SUPPLIED INFORMATION start

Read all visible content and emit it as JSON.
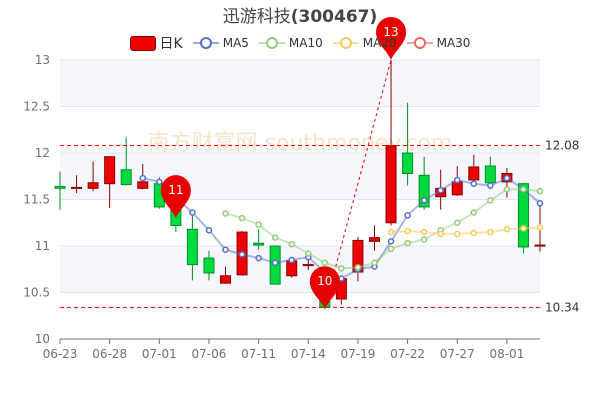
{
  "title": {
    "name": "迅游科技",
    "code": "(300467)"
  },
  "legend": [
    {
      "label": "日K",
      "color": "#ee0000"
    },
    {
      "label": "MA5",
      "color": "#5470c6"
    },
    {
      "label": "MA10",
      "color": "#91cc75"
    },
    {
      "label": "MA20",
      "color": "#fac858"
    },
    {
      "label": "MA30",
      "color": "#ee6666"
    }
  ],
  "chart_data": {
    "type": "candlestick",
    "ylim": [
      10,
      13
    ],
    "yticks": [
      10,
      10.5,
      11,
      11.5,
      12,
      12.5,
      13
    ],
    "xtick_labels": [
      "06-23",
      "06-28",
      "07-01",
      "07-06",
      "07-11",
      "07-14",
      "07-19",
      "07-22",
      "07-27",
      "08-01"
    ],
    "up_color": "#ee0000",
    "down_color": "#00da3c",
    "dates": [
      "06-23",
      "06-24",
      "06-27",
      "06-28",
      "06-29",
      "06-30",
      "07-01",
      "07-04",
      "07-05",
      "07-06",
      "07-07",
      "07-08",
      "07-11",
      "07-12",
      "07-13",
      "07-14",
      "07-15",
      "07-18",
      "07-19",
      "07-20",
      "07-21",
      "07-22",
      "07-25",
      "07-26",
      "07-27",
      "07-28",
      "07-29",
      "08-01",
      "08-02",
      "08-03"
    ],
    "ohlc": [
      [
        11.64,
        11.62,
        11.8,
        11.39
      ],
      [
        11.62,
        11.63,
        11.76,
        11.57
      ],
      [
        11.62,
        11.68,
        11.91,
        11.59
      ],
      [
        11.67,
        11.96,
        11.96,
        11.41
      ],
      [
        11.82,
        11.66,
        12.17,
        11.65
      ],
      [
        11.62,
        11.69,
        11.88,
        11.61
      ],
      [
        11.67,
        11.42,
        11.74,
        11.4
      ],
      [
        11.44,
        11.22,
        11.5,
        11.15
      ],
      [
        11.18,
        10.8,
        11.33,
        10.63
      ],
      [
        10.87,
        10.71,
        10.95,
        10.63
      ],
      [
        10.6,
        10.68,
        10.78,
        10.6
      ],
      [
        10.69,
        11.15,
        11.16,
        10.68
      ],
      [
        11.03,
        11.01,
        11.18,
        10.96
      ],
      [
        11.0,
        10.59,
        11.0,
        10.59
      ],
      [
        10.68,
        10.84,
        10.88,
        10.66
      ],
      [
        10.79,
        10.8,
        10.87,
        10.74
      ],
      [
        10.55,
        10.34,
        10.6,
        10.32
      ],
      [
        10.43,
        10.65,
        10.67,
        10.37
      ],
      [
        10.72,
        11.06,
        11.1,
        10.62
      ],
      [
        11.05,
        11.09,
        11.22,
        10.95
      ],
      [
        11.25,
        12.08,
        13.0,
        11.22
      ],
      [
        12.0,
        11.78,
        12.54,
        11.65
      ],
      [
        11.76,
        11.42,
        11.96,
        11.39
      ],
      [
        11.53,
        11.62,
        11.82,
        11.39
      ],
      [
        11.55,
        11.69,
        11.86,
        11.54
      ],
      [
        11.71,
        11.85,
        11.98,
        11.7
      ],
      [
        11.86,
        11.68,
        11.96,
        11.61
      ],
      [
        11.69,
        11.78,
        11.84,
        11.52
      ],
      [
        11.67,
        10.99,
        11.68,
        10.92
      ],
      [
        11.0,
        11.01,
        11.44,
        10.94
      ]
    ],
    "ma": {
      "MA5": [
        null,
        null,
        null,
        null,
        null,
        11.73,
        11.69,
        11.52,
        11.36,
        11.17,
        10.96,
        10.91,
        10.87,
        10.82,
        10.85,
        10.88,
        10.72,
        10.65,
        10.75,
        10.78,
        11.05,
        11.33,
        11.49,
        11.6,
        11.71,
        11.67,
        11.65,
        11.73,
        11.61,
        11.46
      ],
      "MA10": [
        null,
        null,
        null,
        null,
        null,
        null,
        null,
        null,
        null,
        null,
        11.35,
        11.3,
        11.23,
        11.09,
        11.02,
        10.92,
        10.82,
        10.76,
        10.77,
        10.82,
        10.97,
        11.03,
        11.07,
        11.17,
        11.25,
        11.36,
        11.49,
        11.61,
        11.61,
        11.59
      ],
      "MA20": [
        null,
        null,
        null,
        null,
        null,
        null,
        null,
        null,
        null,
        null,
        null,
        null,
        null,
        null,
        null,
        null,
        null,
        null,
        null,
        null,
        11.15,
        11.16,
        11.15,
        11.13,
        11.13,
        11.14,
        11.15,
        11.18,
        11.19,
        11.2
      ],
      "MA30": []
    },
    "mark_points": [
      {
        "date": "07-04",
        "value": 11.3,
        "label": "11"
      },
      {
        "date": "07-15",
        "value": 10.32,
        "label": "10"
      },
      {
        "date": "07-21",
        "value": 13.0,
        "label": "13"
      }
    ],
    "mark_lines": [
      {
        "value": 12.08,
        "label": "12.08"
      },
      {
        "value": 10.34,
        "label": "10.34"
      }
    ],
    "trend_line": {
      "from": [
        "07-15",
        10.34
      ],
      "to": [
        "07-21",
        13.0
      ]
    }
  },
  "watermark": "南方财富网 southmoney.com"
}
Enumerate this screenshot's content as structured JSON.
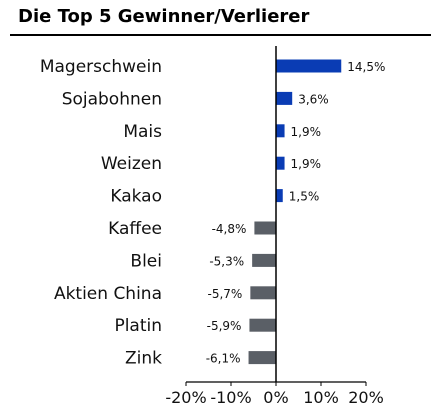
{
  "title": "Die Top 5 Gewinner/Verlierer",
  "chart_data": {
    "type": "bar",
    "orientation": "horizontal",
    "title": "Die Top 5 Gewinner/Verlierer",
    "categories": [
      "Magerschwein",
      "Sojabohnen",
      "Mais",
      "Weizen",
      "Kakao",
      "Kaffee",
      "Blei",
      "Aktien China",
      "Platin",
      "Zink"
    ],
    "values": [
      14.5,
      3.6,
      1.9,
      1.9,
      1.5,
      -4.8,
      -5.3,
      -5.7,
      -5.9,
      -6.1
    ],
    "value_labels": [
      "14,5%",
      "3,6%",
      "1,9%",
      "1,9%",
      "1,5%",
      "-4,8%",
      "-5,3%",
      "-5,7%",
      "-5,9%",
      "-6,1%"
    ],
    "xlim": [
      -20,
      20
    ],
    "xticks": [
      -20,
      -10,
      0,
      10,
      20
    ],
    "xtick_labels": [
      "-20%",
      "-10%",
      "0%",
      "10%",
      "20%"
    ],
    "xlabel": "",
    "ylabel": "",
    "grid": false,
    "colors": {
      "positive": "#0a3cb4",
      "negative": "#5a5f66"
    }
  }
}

SUPPLIED INFORMATION end
SUPPLIED INFORMATION start

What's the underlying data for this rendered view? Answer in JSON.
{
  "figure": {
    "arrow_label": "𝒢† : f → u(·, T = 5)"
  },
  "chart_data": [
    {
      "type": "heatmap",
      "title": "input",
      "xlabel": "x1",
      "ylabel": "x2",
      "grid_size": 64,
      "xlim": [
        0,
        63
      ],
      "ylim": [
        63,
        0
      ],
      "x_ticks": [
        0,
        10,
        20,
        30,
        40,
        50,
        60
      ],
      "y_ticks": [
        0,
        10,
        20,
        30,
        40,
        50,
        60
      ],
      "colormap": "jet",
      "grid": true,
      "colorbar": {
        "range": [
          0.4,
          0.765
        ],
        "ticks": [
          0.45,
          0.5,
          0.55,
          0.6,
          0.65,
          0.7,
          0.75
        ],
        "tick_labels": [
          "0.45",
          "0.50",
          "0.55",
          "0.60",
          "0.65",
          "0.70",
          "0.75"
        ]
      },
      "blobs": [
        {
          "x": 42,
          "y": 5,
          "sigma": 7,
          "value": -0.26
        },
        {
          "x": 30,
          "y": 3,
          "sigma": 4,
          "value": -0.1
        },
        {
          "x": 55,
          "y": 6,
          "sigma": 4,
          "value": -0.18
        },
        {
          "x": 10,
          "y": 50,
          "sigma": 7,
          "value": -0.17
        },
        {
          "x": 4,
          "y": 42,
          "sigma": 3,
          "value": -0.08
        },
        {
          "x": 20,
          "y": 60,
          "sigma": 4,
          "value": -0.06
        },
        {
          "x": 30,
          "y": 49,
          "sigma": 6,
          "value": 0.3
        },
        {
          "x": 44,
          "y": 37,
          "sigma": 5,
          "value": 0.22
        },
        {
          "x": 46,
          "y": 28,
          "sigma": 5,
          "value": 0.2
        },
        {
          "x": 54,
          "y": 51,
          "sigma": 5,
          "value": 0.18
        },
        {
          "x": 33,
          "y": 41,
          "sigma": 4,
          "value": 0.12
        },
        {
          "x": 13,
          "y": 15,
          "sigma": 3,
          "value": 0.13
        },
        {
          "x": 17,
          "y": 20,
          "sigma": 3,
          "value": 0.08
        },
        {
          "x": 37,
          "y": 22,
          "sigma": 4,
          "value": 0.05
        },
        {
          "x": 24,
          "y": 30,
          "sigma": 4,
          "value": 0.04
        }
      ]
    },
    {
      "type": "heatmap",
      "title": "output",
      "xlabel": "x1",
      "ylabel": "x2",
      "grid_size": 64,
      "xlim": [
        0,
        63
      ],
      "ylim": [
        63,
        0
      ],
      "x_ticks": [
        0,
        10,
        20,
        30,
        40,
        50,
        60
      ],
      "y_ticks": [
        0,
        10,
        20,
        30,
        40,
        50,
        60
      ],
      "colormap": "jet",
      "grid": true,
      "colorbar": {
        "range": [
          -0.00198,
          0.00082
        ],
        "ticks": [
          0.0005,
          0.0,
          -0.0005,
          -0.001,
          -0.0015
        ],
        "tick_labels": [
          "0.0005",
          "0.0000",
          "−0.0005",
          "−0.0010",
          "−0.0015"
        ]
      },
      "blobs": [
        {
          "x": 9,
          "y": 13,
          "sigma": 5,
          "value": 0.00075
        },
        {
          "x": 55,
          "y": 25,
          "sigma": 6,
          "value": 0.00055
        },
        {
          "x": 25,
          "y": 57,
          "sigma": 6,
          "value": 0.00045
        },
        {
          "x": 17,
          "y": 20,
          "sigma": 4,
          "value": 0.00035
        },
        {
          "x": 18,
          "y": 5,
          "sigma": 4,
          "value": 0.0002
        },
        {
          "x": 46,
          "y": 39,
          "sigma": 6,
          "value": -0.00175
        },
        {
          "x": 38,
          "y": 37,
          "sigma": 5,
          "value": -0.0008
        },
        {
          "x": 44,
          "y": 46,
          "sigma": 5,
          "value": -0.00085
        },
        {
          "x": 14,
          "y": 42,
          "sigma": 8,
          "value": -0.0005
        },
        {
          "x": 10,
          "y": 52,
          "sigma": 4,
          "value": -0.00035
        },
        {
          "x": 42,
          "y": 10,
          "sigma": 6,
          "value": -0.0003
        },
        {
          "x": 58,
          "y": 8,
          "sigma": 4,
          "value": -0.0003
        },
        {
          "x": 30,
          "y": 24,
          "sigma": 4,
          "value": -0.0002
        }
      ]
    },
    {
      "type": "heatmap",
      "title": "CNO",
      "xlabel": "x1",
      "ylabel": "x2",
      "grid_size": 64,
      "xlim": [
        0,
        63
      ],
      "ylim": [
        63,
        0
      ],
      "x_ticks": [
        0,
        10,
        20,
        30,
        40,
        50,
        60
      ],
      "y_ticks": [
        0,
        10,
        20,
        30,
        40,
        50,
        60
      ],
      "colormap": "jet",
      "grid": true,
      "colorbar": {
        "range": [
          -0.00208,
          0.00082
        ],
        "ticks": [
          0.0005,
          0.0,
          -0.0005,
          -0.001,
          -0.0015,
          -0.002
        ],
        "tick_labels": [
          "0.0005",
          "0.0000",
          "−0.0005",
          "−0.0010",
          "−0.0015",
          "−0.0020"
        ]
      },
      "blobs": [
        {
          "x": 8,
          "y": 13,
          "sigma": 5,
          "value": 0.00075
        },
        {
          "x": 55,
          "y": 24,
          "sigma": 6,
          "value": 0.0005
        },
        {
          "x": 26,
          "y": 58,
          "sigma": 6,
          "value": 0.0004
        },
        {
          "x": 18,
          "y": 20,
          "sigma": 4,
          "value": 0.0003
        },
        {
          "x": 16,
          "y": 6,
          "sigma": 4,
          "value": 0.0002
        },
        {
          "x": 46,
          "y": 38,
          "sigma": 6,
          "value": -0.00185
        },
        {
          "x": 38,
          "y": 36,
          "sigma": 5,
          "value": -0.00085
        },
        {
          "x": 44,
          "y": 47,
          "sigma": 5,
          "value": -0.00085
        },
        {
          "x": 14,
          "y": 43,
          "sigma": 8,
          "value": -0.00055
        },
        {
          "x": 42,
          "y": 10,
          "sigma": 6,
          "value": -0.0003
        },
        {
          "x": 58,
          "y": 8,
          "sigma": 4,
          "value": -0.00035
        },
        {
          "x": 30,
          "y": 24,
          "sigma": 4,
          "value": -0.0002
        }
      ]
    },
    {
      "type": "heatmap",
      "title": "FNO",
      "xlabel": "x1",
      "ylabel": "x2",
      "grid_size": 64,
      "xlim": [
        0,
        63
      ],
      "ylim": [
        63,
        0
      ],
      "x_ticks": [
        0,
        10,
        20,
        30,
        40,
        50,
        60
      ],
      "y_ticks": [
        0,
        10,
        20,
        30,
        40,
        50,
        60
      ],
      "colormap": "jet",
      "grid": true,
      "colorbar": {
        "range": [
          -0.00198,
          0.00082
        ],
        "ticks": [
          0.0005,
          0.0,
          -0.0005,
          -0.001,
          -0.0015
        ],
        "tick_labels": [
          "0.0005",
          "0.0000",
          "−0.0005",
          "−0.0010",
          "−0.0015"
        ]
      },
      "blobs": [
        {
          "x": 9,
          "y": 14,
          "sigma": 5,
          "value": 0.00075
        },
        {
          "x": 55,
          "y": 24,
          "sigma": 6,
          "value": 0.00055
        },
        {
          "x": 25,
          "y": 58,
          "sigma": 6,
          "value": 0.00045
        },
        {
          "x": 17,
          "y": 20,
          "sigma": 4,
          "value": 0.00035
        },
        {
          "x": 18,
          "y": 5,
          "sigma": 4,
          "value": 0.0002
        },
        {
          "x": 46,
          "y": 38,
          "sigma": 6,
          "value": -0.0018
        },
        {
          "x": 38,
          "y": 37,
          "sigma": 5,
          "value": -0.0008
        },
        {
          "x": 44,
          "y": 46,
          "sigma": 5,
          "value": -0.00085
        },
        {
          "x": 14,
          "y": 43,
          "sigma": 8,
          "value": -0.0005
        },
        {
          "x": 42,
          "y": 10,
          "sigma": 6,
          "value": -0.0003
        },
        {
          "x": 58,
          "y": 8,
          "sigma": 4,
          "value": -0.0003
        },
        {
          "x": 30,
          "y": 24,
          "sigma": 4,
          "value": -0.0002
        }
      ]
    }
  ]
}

SUPPLIED INFORMATION end

▶ TASK DETAILS
Take each line containing the string "Verlierer" and copy it out.

▶ SOLUTION FOR THIS PROBLEM
  "title": "Die Top 5 Gewinner/Verlierer",
    "title": "Die Top 5 Gewinner/Verlierer",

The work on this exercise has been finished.